▶ _WHAT IS EXPECTED_
Present the following data again exactly as it is shown.

START

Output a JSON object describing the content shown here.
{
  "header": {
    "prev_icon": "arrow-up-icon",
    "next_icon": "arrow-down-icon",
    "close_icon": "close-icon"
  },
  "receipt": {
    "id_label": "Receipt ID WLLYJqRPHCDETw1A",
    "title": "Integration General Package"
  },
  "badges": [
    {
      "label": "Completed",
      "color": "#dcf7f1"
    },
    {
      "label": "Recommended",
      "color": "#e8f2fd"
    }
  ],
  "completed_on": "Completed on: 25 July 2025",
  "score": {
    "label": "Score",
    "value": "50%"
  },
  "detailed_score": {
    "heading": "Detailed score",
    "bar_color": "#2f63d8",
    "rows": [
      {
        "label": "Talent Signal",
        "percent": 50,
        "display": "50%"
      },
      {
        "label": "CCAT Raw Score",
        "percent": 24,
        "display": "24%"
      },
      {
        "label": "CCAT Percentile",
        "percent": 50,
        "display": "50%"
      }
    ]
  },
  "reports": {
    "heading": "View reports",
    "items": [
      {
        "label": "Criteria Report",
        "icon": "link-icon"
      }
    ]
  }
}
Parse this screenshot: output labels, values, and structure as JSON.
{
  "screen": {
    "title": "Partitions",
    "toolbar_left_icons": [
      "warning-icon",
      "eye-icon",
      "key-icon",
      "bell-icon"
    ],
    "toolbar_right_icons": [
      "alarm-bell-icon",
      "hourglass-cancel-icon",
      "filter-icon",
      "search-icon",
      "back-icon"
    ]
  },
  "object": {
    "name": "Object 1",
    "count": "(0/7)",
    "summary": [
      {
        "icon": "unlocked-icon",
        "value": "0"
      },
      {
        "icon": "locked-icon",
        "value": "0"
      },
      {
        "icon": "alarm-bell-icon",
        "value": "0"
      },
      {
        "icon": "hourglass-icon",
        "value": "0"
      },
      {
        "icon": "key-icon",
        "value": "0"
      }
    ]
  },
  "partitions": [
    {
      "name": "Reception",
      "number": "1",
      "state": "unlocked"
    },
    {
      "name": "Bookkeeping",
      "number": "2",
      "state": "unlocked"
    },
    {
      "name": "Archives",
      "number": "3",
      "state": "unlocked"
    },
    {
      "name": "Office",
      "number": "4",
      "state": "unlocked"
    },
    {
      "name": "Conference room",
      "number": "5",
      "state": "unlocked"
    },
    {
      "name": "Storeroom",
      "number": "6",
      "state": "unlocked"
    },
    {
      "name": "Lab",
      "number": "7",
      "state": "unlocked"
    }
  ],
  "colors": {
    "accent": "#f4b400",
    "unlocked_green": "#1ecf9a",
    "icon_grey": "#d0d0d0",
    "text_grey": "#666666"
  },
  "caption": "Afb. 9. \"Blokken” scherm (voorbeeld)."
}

END

▶ _ANSWER FOR THIS EXERCISE_
Output a JSON object describing the content shown here.
{
  "header": {
    "prev_icon": "arrow-up-icon",
    "next_icon": "arrow-down-icon",
    "close_icon": "close-icon"
  },
  "receipt": {
    "id_label": "Receipt ID WLLYJqRPHCDETw1A",
    "title": "Integration General Package"
  },
  "badges": [
    {
      "label": "Completed",
      "color": "#dcf7f1"
    },
    {
      "label": "Recommended",
      "color": "#e8f2fd"
    }
  ],
  "completed_on": "Completed on: 25 July 2025",
  "score": {
    "label": "Score",
    "value": "50%"
  },
  "detailed_score": {
    "heading": "Detailed score",
    "bar_color": "#2f63d8",
    "rows": [
      {
        "label": "Talent Signal",
        "percent": 50,
        "display": "50%"
      },
      {
        "label": "CCAT Raw Score",
        "percent": 24,
        "display": "24%"
      },
      {
        "label": "CCAT Percentile",
        "percent": 50,
        "display": "50%"
      }
    ]
  },
  "reports": {
    "heading": "View reports",
    "items": [
      {
        "label": "Criteria Report",
        "icon": "link-icon"
      }
    ]
  }
}
Parse this screenshot: output labels, values, and structure as JSON.
{
  "screen": {
    "title": "Partitions",
    "toolbar_left_icons": [
      "warning-icon",
      "eye-icon",
      "key-icon",
      "bell-icon"
    ],
    "toolbar_right_icons": [
      "alarm-bell-icon",
      "hourglass-cancel-icon",
      "filter-icon",
      "search-icon",
      "back-icon"
    ]
  },
  "object": {
    "name": "Object 1",
    "count": "(0/7)",
    "summary": [
      {
        "icon": "unlocked-icon",
        "value": "0"
      },
      {
        "icon": "locked-icon",
        "value": "0"
      },
      {
        "icon": "alarm-bell-icon",
        "value": "0"
      },
      {
        "icon": "hourglass-icon",
        "value": "0"
      },
      {
        "icon": "key-icon",
        "value": "0"
      }
    ]
  },
  "partitions": [
    {
      "name": "Reception",
      "number": "1",
      "state": "unlocked"
    },
    {
      "name": "Bookkeeping",
      "number": "2",
      "state": "unlocked"
    },
    {
      "name": "Archives",
      "number": "3",
      "state": "unlocked"
    },
    {
      "name": "Office",
      "number": "4",
      "state": "unlocked"
    },
    {
      "name": "Conference room",
      "number": "5",
      "state": "unlocked"
    },
    {
      "name": "Storeroom",
      "number": "6",
      "state": "unlocked"
    },
    {
      "name": "Lab",
      "number": "7",
      "state": "unlocked"
    }
  ],
  "colors": {
    "accent": "#f4b400",
    "unlocked_green": "#1ecf9a",
    "icon_grey": "#d0d0d0",
    "text_grey": "#666666"
  },
  "caption": "Afb. 9. \"Blokken” scherm (voorbeeld)."
}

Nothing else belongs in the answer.